Goal: Quote the whole listing word for word, please.

Records:

----

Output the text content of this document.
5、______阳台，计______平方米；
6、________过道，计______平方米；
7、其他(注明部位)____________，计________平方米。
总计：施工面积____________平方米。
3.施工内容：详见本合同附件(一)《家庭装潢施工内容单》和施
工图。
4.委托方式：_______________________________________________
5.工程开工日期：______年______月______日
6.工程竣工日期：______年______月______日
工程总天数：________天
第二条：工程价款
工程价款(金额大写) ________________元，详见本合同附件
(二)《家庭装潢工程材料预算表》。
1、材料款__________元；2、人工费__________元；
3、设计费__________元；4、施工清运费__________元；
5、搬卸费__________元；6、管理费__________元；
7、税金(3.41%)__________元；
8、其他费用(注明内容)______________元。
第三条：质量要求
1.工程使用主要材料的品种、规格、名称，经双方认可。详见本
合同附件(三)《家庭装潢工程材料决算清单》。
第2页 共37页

----

Response:
Output the text content of this document.
5、______阳台，计______平方米；
6、________过道，计______平方米；
7、其他(注明部位)____________，计________平方米。
总计：施工面积____________平方米。
3.施工内容：详见本合同附件(一)《家庭装潢施工内容单》和施
工图。
4.委托方式：_______________________________________________
5.工程开工日期：______年______月______日
6.工程竣工日期：______年______月______日
工程总天数：________天
第二条：工程价款
工程价款(金额大写) ________________元，详见本合同附件
(二)《家庭装潢工程材料预算表》。
1、材料款__________元；2、人工费__________元；
3、设计费__________元；4、施工清运费__________元；
5、搬卸费__________元；6、管理费__________元；
7、税金(3.41%)__________元；
8、其他费用(注明内容)______________元。
第三条：质量要求
1.工程使用主要材料的品种、规格、名称，经双方认可。详见本
合同附件(三)《家庭装潢工程材料决算清单》。
第2页 共37页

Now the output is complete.